▸ **OBJECTIVE**: How many lines of the material below contain the string "federal"? Answer with the number and nothing else.

-- START LISTING --

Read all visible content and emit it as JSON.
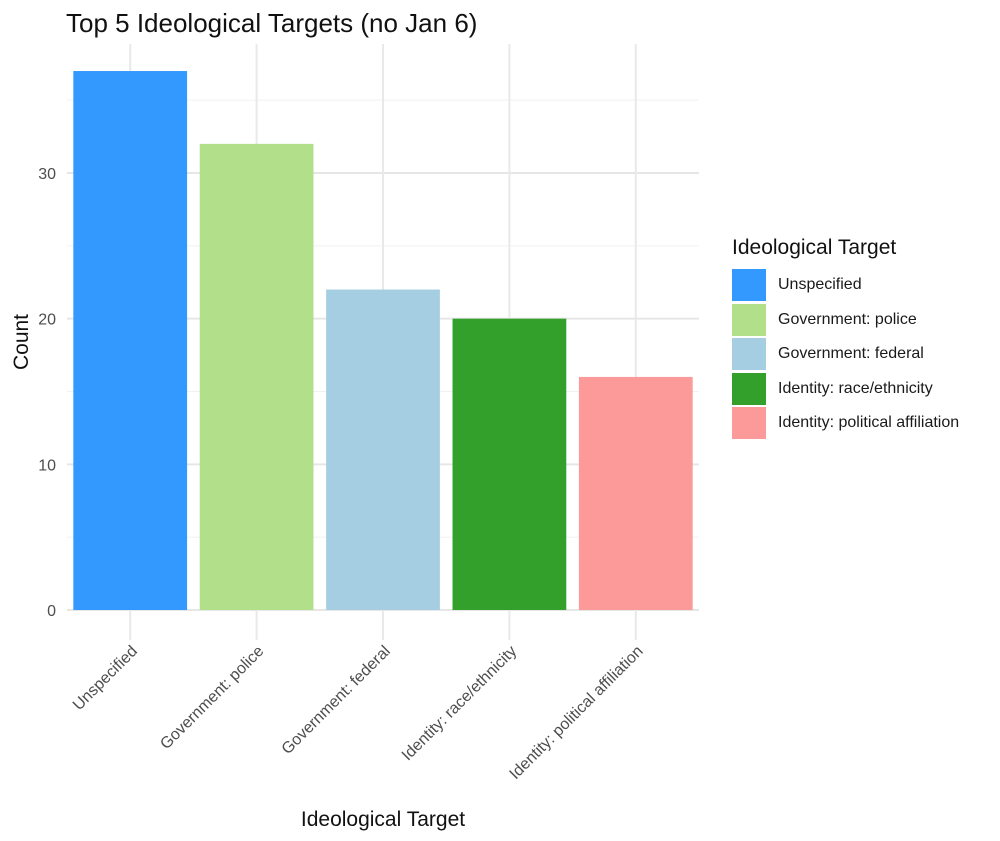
{
  "chart_data": {
    "type": "bar",
    "title": "Top 5 Ideological Targets (no Jan 6)",
    "xlabel": "Ideological Target",
    "ylabel": "Count",
    "categories": [
      "Unspecified",
      "Government: police",
      "Government: federal",
      "Identity: race/ethnicity",
      "Identity: political affiliation"
    ],
    "values": [
      37,
      32,
      22,
      20,
      16
    ],
    "ylim": [
      0,
      39
    ],
    "yticks": [
      0,
      10,
      20,
      30
    ],
    "grid": true,
    "legend": {
      "title": "Ideological Target",
      "placement": "right",
      "entries": [
        "Unspecified",
        "Government: police",
        "Government: federal",
        "Identity: race/ethnicity",
        "Identity: political affiliation"
      ]
    },
    "colors": [
      "#3399ff",
      "#b2df8a",
      "#a6cee3",
      "#33a02c",
      "#fb9a99"
    ]
  }
}
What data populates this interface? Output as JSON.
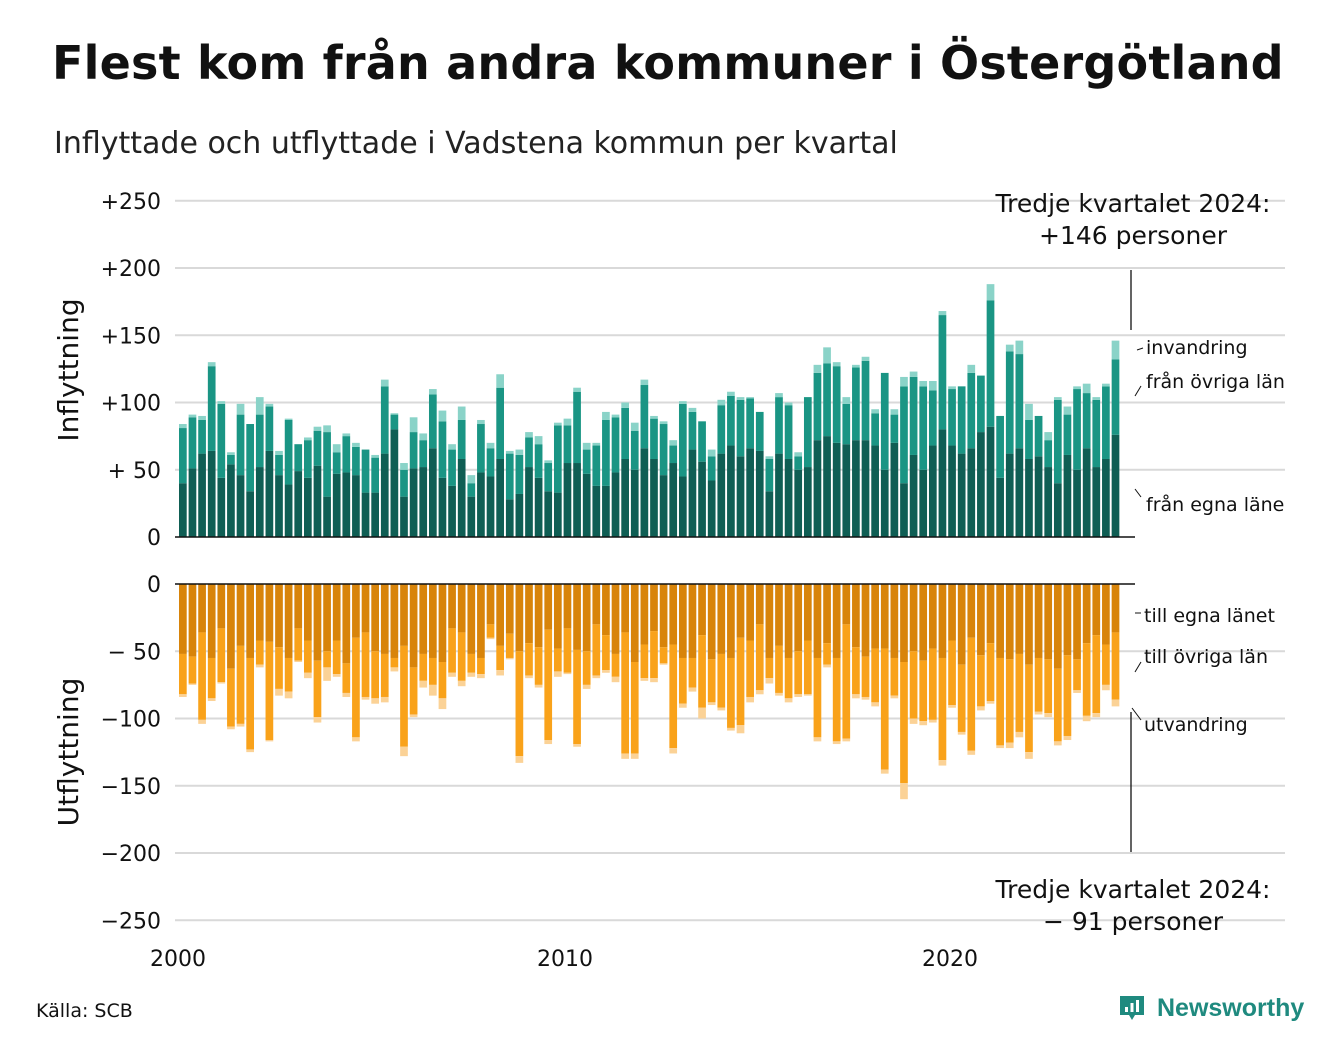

-- END LISTING --

▸ **SOLUTION FOR THIS PROBLEM**: 2